● **Layout element rows**
########

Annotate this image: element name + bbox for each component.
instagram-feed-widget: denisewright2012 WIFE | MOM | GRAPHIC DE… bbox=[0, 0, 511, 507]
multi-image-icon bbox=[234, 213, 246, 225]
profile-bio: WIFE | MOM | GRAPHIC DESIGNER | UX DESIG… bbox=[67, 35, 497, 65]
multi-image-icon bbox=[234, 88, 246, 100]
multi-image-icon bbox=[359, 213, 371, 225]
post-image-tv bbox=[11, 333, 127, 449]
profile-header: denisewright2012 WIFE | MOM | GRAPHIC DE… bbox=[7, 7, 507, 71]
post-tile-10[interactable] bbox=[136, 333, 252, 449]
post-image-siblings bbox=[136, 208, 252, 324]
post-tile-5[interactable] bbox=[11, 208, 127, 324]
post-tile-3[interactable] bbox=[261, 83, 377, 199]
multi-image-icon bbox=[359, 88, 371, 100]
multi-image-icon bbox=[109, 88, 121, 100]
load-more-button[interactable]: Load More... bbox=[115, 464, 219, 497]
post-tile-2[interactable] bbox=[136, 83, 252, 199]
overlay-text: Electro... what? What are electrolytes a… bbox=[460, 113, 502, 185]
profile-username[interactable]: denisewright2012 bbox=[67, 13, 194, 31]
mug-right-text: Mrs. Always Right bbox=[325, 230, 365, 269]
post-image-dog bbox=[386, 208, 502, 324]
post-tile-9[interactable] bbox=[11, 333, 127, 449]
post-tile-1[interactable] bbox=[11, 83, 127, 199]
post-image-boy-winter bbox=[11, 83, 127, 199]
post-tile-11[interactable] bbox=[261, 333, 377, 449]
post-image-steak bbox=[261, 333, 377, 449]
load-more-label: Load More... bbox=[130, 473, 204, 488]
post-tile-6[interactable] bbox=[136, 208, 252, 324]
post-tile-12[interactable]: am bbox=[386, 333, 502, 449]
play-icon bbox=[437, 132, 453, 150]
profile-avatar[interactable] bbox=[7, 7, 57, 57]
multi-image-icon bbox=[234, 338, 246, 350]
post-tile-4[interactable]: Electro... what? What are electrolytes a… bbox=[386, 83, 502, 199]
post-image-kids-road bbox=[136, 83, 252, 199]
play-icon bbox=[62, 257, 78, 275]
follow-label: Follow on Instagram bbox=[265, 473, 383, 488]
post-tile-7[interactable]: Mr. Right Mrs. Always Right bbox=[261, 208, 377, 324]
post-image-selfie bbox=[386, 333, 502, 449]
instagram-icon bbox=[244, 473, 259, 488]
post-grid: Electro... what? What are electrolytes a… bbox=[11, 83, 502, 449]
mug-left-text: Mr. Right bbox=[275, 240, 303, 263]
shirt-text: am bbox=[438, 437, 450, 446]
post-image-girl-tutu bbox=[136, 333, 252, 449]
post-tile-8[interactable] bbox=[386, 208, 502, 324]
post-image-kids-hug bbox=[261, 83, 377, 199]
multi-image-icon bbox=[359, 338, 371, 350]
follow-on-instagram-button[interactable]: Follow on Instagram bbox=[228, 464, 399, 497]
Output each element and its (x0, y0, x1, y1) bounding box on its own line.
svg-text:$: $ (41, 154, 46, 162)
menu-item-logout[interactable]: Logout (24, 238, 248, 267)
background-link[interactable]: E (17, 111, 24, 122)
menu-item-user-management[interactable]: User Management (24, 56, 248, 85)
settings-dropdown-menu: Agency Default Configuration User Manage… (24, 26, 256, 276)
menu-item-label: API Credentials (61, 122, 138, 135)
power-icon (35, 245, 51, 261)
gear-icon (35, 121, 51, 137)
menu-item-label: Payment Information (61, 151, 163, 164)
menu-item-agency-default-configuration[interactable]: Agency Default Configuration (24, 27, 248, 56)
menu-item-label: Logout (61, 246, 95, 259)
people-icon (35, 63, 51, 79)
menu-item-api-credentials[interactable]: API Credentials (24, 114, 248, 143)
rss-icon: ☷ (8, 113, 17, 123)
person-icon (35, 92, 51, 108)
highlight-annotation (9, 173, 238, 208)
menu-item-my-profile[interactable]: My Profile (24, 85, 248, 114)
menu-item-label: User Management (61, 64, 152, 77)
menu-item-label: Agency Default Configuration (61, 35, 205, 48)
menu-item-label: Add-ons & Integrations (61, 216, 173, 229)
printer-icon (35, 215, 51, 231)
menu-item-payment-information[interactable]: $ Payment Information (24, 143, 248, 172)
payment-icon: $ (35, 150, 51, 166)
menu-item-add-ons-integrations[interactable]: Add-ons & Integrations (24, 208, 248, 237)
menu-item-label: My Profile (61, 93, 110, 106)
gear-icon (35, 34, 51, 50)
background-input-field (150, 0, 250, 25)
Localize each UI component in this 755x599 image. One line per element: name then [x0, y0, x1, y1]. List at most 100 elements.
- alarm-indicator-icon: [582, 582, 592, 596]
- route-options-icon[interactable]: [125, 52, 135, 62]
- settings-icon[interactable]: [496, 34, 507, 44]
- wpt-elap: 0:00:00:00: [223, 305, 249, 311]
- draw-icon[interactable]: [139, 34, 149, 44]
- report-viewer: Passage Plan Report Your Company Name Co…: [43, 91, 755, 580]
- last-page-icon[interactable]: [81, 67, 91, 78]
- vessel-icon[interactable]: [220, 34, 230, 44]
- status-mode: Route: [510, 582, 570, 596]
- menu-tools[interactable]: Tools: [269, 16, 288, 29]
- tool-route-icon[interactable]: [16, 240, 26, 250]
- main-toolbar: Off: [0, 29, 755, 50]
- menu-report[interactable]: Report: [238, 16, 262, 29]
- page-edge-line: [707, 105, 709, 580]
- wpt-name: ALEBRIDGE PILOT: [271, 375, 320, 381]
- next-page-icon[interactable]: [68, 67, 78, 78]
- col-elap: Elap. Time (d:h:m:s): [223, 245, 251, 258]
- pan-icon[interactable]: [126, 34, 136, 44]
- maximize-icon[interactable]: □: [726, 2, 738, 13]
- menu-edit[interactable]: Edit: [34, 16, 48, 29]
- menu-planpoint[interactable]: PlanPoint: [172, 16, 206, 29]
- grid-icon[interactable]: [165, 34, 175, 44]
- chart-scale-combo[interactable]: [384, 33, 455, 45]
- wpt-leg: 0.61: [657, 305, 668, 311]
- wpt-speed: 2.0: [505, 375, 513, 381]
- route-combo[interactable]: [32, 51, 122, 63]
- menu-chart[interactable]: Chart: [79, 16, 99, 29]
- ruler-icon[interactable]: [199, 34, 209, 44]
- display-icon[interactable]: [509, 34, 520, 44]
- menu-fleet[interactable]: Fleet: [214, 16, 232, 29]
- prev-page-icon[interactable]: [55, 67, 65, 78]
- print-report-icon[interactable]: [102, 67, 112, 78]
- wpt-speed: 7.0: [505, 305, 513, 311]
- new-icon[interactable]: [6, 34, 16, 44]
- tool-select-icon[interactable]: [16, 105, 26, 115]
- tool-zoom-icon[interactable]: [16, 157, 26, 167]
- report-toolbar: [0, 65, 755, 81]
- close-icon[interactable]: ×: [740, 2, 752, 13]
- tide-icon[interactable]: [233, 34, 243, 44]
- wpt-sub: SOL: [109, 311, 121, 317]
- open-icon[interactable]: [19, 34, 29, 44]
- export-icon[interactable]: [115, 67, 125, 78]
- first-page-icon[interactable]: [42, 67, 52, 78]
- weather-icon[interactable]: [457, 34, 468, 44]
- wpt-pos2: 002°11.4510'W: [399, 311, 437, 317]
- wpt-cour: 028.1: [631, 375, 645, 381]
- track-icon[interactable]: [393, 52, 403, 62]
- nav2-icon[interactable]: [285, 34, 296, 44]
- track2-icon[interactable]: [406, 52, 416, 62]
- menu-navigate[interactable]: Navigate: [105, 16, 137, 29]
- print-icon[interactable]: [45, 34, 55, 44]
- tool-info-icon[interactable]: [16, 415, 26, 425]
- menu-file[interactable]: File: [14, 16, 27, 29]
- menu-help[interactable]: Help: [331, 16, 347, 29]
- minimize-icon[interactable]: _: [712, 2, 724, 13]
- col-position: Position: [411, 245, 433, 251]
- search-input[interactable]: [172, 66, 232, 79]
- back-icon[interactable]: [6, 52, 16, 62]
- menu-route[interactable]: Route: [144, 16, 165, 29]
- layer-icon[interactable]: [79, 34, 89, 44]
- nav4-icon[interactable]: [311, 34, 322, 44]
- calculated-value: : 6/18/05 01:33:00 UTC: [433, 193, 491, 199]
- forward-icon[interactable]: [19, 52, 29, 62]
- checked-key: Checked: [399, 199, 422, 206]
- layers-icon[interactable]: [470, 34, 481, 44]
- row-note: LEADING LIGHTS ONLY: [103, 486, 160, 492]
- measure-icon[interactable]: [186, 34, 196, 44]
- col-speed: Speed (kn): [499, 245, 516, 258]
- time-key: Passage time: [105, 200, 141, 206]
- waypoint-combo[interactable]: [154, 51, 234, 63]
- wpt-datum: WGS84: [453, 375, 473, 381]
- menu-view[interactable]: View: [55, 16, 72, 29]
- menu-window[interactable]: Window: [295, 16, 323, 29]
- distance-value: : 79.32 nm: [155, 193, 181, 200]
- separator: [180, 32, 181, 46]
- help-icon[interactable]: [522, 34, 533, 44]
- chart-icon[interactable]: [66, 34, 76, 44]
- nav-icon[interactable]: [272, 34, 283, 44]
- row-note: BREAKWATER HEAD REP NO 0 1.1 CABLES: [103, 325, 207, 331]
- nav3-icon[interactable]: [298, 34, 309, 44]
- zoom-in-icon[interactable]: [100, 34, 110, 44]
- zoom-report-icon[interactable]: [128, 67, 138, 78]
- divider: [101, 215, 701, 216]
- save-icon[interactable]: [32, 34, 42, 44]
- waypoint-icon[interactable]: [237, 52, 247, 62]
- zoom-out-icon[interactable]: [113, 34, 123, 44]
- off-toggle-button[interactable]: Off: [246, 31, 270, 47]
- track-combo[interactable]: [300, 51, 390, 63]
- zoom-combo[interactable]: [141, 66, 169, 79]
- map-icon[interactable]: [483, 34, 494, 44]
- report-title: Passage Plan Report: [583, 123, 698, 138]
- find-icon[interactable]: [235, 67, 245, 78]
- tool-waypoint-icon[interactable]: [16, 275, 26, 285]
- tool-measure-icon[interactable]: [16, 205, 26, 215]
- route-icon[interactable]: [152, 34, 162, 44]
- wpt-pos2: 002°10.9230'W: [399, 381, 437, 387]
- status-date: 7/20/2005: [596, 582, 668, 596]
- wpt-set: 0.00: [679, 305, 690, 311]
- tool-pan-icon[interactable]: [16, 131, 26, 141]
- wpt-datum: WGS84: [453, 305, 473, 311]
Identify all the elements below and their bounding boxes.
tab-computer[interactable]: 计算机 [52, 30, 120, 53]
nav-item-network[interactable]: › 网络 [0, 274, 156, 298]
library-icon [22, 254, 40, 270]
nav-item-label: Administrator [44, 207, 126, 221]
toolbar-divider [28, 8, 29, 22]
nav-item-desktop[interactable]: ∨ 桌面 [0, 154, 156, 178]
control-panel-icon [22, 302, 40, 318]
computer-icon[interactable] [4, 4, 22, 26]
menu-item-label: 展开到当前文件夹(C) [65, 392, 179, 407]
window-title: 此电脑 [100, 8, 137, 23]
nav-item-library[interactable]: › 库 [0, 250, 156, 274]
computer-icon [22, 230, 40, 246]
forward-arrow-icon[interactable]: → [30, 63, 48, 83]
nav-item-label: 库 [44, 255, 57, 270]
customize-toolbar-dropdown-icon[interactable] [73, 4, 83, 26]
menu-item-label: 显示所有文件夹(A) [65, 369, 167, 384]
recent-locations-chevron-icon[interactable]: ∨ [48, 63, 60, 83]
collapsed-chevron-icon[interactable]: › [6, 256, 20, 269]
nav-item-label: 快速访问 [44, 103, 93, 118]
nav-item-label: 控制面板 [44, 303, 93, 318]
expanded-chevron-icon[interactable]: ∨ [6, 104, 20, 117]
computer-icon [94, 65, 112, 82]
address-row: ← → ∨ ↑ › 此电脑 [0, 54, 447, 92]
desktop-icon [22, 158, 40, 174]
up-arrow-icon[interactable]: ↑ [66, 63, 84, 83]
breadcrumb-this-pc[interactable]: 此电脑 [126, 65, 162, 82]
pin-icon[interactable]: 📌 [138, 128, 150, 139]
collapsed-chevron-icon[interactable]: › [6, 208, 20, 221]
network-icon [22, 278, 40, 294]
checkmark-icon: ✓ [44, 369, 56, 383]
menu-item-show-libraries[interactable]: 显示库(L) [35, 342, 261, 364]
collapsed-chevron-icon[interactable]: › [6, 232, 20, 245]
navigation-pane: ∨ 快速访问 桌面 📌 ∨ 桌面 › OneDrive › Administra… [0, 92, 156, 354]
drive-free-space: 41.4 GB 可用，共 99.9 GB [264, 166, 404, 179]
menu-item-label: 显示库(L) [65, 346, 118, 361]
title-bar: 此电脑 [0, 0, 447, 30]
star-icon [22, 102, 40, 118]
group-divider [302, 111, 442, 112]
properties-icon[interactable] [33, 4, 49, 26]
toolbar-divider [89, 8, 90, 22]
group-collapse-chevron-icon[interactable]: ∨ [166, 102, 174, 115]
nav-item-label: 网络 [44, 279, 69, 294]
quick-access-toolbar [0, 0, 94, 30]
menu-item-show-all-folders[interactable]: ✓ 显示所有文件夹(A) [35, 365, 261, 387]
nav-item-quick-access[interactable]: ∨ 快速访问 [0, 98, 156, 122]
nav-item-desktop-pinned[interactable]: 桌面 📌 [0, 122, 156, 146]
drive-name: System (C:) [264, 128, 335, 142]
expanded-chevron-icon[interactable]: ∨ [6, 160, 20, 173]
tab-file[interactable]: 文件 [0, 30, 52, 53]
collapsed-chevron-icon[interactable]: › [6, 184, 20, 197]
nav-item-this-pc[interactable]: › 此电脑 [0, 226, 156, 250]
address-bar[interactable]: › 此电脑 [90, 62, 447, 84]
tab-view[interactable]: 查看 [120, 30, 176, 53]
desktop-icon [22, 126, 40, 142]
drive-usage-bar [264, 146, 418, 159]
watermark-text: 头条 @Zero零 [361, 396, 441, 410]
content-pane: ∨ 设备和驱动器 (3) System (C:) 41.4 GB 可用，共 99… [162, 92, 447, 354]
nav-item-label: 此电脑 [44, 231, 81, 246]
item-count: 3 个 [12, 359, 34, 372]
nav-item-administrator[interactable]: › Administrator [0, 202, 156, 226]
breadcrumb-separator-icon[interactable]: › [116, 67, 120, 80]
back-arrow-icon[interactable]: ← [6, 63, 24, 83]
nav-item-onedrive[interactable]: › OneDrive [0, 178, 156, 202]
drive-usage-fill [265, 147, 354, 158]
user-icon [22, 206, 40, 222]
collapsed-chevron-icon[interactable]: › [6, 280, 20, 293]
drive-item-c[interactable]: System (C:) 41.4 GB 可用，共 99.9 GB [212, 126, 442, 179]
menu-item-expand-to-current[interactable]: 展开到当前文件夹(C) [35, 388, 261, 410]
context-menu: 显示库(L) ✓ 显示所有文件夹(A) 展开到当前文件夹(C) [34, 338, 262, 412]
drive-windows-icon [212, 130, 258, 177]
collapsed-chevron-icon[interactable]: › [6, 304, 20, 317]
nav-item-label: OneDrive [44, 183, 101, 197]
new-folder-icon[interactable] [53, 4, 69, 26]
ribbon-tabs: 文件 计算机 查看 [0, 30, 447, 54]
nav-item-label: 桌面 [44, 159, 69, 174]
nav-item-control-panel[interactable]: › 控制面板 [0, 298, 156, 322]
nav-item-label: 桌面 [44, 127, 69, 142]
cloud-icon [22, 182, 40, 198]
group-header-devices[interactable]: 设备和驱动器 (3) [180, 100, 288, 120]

########

● **Directive**
Write out the rows above, from the start of them through the line containing "load-more-label: Load More...", with both ends included, exactly as they appear.

● **Result**
Annotate this image: element name + bbox for each component.
instagram-feed-widget: denisewright2012 WIFE | MOM | GRAPHIC DE… bbox=[0, 0, 511, 507]
multi-image-icon bbox=[234, 213, 246, 225]
profile-bio: WIFE | MOM | GRAPHIC DESIGNER | UX DESIG… bbox=[67, 35, 497, 65]
multi-image-icon bbox=[234, 88, 246, 100]
multi-image-icon bbox=[359, 213, 371, 225]
post-image-tv bbox=[11, 333, 127, 449]
profile-header: denisewright2012 WIFE | MOM | GRAPHIC DE… bbox=[7, 7, 507, 71]
post-tile-10[interactable] bbox=[136, 333, 252, 449]
post-image-siblings bbox=[136, 208, 252, 324]
post-tile-5[interactable] bbox=[11, 208, 127, 324]
post-tile-3[interactable] bbox=[261, 83, 377, 199]
multi-image-icon bbox=[359, 88, 371, 100]
multi-image-icon bbox=[109, 88, 121, 100]
load-more-button[interactable]: Load More... bbox=[115, 464, 219, 497]
post-tile-2[interactable] bbox=[136, 83, 252, 199]
overlay-text: Electro... what? What are electrolytes a… bbox=[460, 113, 502, 185]
profile-username[interactable]: denisewright2012 bbox=[67, 13, 194, 31]
mug-right-text: Mrs. Always Right bbox=[325, 230, 365, 269]
post-image-dog bbox=[386, 208, 502, 324]
post-tile-9[interactable] bbox=[11, 333, 127, 449]
post-tile-1[interactable] bbox=[11, 83, 127, 199]
post-image-boy-winter bbox=[11, 83, 127, 199]
post-tile-11[interactable] bbox=[261, 333, 377, 449]
post-image-steak bbox=[261, 333, 377, 449]
load-more-label: Load More... bbox=[130, 473, 204, 488]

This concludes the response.